● **Challenge**:
Of all the lines in the material, how many contain the word "JSON"? State the number alone.

start

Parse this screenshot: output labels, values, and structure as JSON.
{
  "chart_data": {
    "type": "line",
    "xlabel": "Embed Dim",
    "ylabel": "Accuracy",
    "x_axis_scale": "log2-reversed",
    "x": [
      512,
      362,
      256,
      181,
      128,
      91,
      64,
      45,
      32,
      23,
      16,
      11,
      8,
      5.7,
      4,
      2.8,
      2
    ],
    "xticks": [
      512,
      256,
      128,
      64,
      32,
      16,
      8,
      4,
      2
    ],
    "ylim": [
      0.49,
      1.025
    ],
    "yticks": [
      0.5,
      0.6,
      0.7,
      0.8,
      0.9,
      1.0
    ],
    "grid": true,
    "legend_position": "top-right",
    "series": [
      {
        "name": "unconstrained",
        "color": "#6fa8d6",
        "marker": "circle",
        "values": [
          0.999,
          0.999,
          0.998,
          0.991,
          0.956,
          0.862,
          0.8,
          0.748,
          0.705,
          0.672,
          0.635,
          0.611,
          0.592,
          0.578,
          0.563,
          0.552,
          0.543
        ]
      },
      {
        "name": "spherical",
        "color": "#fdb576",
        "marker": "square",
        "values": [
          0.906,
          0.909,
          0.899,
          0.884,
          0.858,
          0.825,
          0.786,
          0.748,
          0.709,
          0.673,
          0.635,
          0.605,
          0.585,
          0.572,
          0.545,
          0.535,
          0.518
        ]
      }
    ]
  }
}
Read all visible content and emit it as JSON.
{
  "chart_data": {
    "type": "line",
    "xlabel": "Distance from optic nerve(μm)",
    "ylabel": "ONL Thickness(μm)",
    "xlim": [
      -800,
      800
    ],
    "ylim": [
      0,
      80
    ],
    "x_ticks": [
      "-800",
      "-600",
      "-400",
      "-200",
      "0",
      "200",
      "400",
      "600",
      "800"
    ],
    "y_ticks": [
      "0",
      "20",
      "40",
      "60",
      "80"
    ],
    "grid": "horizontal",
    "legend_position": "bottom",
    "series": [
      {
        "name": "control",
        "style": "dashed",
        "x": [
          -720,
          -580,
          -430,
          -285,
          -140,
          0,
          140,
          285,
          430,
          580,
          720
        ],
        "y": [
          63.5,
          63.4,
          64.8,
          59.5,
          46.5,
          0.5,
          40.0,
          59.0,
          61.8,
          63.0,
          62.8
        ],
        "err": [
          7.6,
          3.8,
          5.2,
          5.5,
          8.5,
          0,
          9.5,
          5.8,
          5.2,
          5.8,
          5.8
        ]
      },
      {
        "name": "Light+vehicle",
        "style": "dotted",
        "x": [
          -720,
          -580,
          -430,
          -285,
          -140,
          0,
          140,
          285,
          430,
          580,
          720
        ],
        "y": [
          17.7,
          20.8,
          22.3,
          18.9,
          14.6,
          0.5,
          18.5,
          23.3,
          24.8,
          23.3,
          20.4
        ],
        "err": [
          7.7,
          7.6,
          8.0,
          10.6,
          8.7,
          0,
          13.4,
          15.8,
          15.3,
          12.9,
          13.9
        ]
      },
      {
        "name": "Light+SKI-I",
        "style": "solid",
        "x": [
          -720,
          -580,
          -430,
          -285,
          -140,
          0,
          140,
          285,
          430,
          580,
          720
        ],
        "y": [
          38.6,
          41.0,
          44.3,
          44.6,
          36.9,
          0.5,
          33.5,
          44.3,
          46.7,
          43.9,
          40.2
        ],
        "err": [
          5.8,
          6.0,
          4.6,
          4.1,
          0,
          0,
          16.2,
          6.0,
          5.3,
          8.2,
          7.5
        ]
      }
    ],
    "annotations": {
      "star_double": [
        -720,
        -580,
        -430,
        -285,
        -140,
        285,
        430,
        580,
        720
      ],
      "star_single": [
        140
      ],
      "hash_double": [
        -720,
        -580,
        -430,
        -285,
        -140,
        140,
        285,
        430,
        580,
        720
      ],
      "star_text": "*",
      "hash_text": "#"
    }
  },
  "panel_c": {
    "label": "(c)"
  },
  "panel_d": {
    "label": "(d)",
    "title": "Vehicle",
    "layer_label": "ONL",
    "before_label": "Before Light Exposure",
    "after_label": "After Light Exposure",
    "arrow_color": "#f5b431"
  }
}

end

● **Solution for this exercise**:
2